• EXERCISE DIRECTIONS
Locate each line with the string "المشركين" in the listing below and copy it.

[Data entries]
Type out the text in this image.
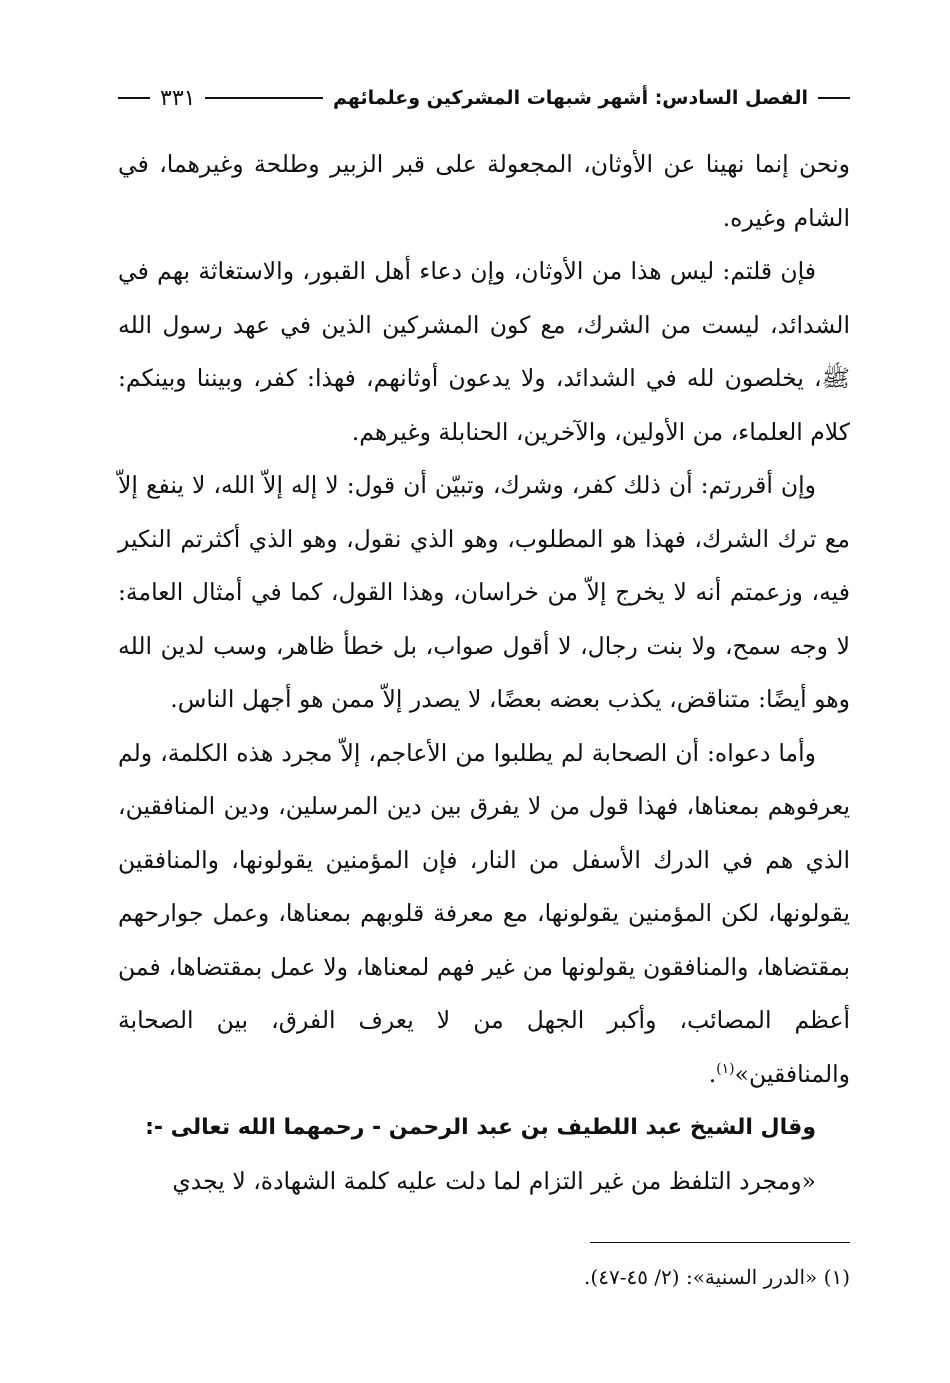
الفصل السادس: أشهر شبهات المشركين وعلمائهم
٣٣١

ونحن إنما نهينا عن الأوثان، المجعولة على قبر الزبير وطلحة وغيرهما، في الشام وغيره.

فإن قلتم: ليس هذا من الأوثان، وإن دعاء أهل القبور، والاستغاثة بهم في الشدائد، ليست من الشرك، مع كون المشركين الذين في عهد رسول الله ﷺ، يخلصون لله في الشدائد، ولا يدعون أوثانهم، فهذا: كفر، وبيننا وبينكم: كلام العلماء، من الأولين، والآخرين، الحنابلة وغيرهم.

وإن أقررتم: أن ذلك كفر، وشرك، وتبيّن أن قول: لا إله إلاّ الله، لا ينفع إلاّ مع ترك الشرك، فهذا هو المطلوب، وهو الذي نقول، وهو الذي أكثرتم النكير فيه، وزعمتم أنه لا يخرج إلاّ من خراسان، وهذا القول، كما في أمثال العامة: لا وجه سمح، ولا بنت رجال، لا أقول صواب، بل خطأ ظاهر، وسب لدين الله وهو أيضًا: متناقض، يكذب بعضه بعضًا، لا يصدر إلاّ ممن هو أجهل الناس.

وأما دعواه: أن الصحابة لم يطلبوا من الأعاجم، إلاّ مجرد هذه الكلمة، ولم يعرفوهم بمعناها، فهذا قول من لا يفرق بين دين المرسلين، ودين المنافقين، الذي هم في الدرك الأسفل من النار، فإن المؤمنين يقولونها، والمنافقين يقولونها، لكن المؤمنين يقولونها، مع معرفة قلوبهم بمعناها، وعمل جوارحهم بمقتضاها، والمنافقون يقولونها من غير فهم لمعناها، ولا عمل بمقتضاها، فمن أعظم المصائب، وأكبر الجهل من لا يعرف الفرق، بين الصحابة والمنافقين»$^{(١)}$.

وقال الشيخ عبد اللطيف بن عبد الرحمن - رحمهما الله تعالى -:

«ومجرد التلفظ من غير التزام لما دلت عليه كلمة الشهادة، لا يجدي

(١) «الدرر السنية»: (٢/ ٤٥-٤٧).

• EXERCISE RESPONSE
الفصل السادس: أشهر شبهات المشركين وعلمائهم
فإن قلتم: ليس هذا من الأوثان، وإن دعاء أهل القبور، والاستغاثة بهم في الشدائد، ليست من الشرك، مع كون المشركين الذين في عهد رسول الله ﷺ، يخلصون لله في الشدائد، ولا يدعون أوثانهم، فهذا: كفر، وبيننا وبينكم: كلام العلماء، من الأولين، والآخرين، الحنابلة وغيرهم.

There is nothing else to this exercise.